THE TASK: Drop the pictures, then extract the listing word for word.

---------- SUPPLIED DATA ----------

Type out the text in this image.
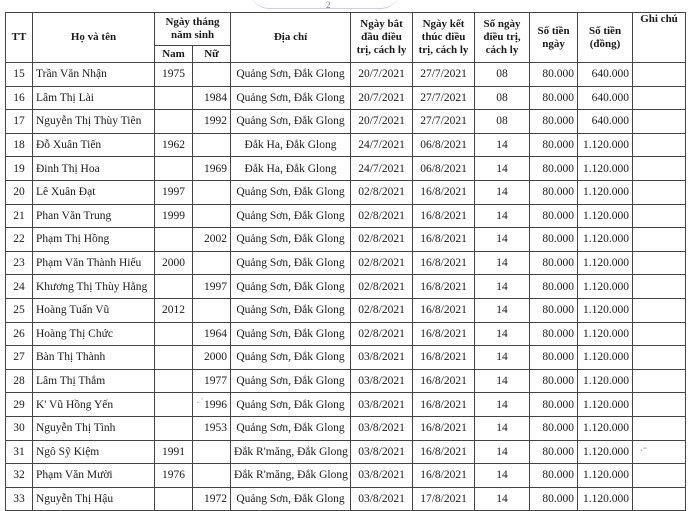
2
TT	Họ và tên	Ngày tháng năm sinh		Địa chỉ	Ngày bắt đầu điều trị, cách ly	Ngày kết thúc điều trị, cách ly	Số ngày điều trị, cách ly	Số tiền ngày	Số tiền (đồng)	Ghi chú
		Nam	Nữ							
15	Trần Văn Nhận	1975		Quảng Sơn, Đắk Glong	20/7/2021	27/7/2021	08	80.000	640.000	
16	Lâm Thị Lài		1984	Quảng Sơn, Đắk Glong	20/7/2021	27/7/2021	08	80.000	640.000	
17	Nguyễn Thị Thùy Tiên		1992	Quảng Sơn, Đắk Glong	20/7/2021	27/7/2021	08	80.000	640.000	
18	Đỗ Xuân Tiến	1962		Đắk Ha, Đắk Glong	24/7/2021	06/8/2021	14	80.000	1.120.000	
19	Đinh Thị Hoa		1969	Đắk Ha, Đắk Glong	24/7/2021	06/8/2021	14	80.000	1.120.000	
20	Lê Xuân Đạt	1997		Quảng Sơn, Đắk Glong	02/8/2021	16/8/2021	14	80.000	1.120.000	
21	Phan Văn Trung	1999		Quảng Sơn, Đắk Glong	02/8/2021	16/8/2021	14	80.000	1.120.000	
22	Phạm Thị Hồng		2002	Quảng Sơn, Đắk Glong	02/8/2021	16/8/2021	14	80.000	1.120.000	
23	Phạm Văn Thành Hiếu	2000		Quảng Sơn, Đắk Glong	02/8/2021	16/8/2021	14	80.000	1.120.000	
24	Khương Thị Thùy Hằng		1997	Quảng Sơn, Đắk Glong	02/8/2021	16/8/2021	14	80.000	1.120.000	
25	Hoàng Tuấn Vũ	2012		Quảng Sơn, Đắk Glong	02/8/2021	16/8/2021	14	80.000	1.120.000	
26	Hoàng Thị Chức		1964	Quảng Sơn, Đắk Glong	02/8/2021	16/8/2021	14	80.000	1.120.000	
27	Bàn Thị Thành		2000	Quảng Sơn, Đắk Glong	03/8/2021	16/8/2021	14	80.000	1.120.000	
28	Lâm Thị Thắm		1977	Quảng Sơn, Đắk Glong	03/8/2021	16/8/2021	14	80.000	1.120.000	
29	K' Vũ Hồng Yến		1996	Quảng Sơn, Đắk Glong	03/8/2021	16/8/2021	14	80.000	1.120.000	
30	Nguyễn Thị Tình		1953	Quảng Sơn, Đắk Glong	03/8/2021	16/8/2021	14	80.000	1.120.000	
31	Ngô Sỹ Kiệm	1991		Đắk R'măng, Đắk Glong	03/8/2021	16/8/2021	14	80.000	1.120.000	
32	Phạm Văn Mười	1976		Đắk R'măng, Đắk Glong	03/8/2021	16/8/2021	14	80.000	1.120.000	
33	Nguyễn Thị Hậu		1972	Quảng Sơn, Đắk Glong	03/8/2021	17/8/2021	14	80.000	1.120.000	
·˙
.-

----------

CORRECT RESULT:
Type out the text in this image.
2
TT	Họ và tên	Ngày tháng năm sinh		Địa chỉ	Ngày bắt đầu điều trị, cách ly	Ngày kết thúc điều trị, cách ly	Số ngày điều trị, cách ly	Số tiền ngày	Số tiền (đồng)	Ghi chú
		Nam	Nữ							
15	Trần Văn Nhận	1975		Quảng Sơn, Đắk Glong	20/7/2021	27/7/2021	08	80.000	640.000	
16	Lâm Thị Lài		1984	Quảng Sơn, Đắk Glong	20/7/2021	27/7/2021	08	80.000	640.000	
17	Nguyễn Thị Thùy Tiên		1992	Quảng Sơn, Đắk Glong	20/7/2021	27/7/2021	08	80.000	640.000	
18	Đỗ Xuân Tiến	1962		Đắk Ha, Đắk Glong	24/7/2021	06/8/2021	14	80.000	1.120.000	
19	Đinh Thị Hoa		1969	Đắk Ha, Đắk Glong	24/7/2021	06/8/2021	14	80.000	1.120.000	
20	Lê Xuân Đạt	1997		Quảng Sơn, Đắk Glong	02/8/2021	16/8/2021	14	80.000	1.120.000	
21	Phan Văn Trung	1999		Quảng Sơn, Đắk Glong	02/8/2021	16/8/2021	14	80.000	1.120.000	
22	Phạm Thị Hồng		2002	Quảng Sơn, Đắk Glong	02/8/2021	16/8/2021	14	80.000	1.120.000	
23	Phạm Văn Thành Hiếu	2000		Quảng Sơn, Đắk Glong	02/8/2021	16/8/2021	14	80.000	1.120.000	
24	Khương Thị Thùy Hằng		1997	Quảng Sơn, Đắk Glong	02/8/2021	16/8/2021	14	80.000	1.120.000	
25	Hoàng Tuấn Vũ	2012		Quảng Sơn, Đắk Glong	02/8/2021	16/8/2021	14	80.000	1.120.000	
26	Hoàng Thị Chức		1964	Quảng Sơn, Đắk Glong	02/8/2021	16/8/2021	14	80.000	1.120.000	
27	Bàn Thị Thành		2000	Quảng Sơn, Đắk Glong	03/8/2021	16/8/2021	14	80.000	1.120.000	
28	Lâm Thị Thắm		1977	Quảng Sơn, Đắk Glong	03/8/2021	16/8/2021	14	80.000	1.120.000	
29	K' Vũ Hồng Yến		1996	Quảng Sơn, Đắk Glong	03/8/2021	16/8/2021	14	80.000	1.120.000	
30	Nguyễn Thị Tình		1953	Quảng Sơn, Đắk Glong	03/8/2021	16/8/2021	14	80.000	1.120.000	
31	Ngô Sỹ Kiệm	1991		Đắk R'măng, Đắk Glong	03/8/2021	16/8/2021	14	80.000	1.120.000	
32	Phạm Văn Mười	1976		Đắk R'măng, Đắk Glong	03/8/2021	16/8/2021	14	80.000	1.120.000	
33	Nguyễn Thị Hậu		1972	Quảng Sơn, Đắk Glong	03/8/2021	17/8/2021	14	80.000	1.120.000	
·˙
.-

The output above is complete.